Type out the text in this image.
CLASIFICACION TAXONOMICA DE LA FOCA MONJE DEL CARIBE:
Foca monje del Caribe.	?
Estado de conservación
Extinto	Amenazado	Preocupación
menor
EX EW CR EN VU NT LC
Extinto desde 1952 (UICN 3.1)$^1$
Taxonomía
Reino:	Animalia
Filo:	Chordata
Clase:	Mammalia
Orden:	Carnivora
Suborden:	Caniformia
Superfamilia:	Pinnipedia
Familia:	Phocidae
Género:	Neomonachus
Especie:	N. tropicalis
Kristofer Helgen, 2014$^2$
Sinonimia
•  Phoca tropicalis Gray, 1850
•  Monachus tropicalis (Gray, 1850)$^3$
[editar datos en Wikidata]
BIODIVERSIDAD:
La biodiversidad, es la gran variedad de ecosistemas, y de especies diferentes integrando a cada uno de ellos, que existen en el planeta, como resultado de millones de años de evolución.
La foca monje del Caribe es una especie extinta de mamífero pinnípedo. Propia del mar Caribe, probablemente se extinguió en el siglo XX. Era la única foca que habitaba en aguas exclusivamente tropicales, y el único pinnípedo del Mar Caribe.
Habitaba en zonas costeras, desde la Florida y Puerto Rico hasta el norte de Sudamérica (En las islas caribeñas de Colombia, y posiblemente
********************
(Exercise task): For this exercise, gather every line of the data that contains the word "tropicalis".

(Task output):
Especie:	N. tropicalis
•  Phoca tropicalis Gray, 1850
•  Monachus tropicalis (Gray, 1850)$^3$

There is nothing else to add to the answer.